EXERCISE: Read the records and gather each line that includes "name".

Stored data entries:

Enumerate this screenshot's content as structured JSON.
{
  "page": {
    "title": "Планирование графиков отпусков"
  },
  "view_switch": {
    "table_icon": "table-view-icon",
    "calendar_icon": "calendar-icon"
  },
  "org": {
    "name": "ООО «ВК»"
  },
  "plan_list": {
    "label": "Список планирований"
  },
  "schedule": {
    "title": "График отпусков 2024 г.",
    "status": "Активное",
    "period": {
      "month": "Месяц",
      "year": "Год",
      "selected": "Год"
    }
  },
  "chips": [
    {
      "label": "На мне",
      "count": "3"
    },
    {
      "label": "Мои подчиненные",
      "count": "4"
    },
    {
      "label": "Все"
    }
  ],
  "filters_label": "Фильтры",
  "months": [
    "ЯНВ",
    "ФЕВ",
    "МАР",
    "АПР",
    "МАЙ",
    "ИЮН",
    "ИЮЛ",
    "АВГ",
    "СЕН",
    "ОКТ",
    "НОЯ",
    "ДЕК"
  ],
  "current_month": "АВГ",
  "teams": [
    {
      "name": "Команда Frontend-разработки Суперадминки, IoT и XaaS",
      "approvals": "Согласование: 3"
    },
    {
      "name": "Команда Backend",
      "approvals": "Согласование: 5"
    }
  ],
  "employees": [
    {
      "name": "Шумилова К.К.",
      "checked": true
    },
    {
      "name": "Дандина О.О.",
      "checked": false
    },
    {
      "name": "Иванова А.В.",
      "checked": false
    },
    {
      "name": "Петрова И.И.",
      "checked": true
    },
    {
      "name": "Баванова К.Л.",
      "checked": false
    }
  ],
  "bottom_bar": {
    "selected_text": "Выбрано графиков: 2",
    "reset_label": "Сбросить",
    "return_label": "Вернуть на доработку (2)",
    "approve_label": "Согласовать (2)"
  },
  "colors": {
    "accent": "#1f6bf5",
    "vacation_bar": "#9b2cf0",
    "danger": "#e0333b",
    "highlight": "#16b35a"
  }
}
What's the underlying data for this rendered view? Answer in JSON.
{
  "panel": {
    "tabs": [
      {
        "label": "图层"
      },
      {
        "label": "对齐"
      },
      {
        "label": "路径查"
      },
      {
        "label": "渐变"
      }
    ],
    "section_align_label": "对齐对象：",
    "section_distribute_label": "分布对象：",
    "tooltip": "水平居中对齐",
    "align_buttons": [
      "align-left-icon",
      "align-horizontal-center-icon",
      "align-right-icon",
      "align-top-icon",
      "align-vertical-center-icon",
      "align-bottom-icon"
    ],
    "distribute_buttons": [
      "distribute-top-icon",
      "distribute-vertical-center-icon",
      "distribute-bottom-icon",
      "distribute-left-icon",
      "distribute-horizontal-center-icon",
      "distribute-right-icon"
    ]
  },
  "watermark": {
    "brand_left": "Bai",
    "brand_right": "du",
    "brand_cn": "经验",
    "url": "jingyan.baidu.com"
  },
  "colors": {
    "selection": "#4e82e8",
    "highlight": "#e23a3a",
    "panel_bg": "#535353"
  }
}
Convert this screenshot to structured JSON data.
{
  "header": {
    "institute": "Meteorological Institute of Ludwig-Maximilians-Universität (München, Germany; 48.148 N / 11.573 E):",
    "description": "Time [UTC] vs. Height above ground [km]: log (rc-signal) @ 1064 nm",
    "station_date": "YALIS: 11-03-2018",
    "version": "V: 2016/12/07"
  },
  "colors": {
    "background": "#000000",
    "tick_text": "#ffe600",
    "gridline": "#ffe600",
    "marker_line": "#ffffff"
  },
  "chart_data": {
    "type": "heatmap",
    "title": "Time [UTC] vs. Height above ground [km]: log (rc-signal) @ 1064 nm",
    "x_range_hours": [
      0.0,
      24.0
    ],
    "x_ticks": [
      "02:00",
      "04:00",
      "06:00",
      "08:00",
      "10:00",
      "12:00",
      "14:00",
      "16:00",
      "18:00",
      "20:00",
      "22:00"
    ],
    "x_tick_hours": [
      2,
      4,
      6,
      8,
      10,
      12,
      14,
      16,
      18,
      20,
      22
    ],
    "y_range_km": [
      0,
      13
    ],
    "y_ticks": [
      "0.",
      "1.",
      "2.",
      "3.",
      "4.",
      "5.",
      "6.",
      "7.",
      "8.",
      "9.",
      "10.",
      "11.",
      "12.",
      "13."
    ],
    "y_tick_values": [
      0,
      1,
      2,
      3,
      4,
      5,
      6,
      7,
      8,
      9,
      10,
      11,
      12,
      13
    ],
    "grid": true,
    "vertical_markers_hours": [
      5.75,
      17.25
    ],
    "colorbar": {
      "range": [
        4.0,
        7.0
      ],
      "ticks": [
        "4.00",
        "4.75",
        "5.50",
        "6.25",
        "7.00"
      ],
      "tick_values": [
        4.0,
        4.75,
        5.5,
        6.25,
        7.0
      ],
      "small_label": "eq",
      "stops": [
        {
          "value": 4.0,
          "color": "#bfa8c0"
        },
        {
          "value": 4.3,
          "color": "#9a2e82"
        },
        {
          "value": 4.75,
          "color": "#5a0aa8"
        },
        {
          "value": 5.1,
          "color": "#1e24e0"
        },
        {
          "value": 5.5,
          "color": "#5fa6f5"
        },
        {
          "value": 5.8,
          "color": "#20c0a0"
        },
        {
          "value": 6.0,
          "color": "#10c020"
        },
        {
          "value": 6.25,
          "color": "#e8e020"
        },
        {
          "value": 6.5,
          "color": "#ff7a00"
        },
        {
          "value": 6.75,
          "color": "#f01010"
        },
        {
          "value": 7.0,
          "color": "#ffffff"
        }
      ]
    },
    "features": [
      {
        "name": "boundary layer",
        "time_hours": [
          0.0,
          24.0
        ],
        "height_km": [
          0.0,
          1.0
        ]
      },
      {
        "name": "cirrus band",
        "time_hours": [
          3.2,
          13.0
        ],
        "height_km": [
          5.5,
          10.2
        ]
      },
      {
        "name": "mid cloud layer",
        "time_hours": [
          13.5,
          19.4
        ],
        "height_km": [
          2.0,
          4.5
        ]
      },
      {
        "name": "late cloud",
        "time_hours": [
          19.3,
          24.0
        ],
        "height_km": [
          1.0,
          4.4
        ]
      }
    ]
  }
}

WORKED ANSWER:
    "name": "ООО «ВК»"
      "name": "Команда Frontend-разработки Суперадминки, IoT и XaaS",
      "name": "Команда Backend",
      "name": "Шумилова К.К.",
      "name": "Дандина О.О.",
      "name": "Иванова А.В.",
      "name": "Петрова И.И.",
      "name": "Баванова К.Л.",
        "name": "boundary layer",
        "name": "cirrus band",
        "name": "mid cloud layer",
        "name": "late cloud",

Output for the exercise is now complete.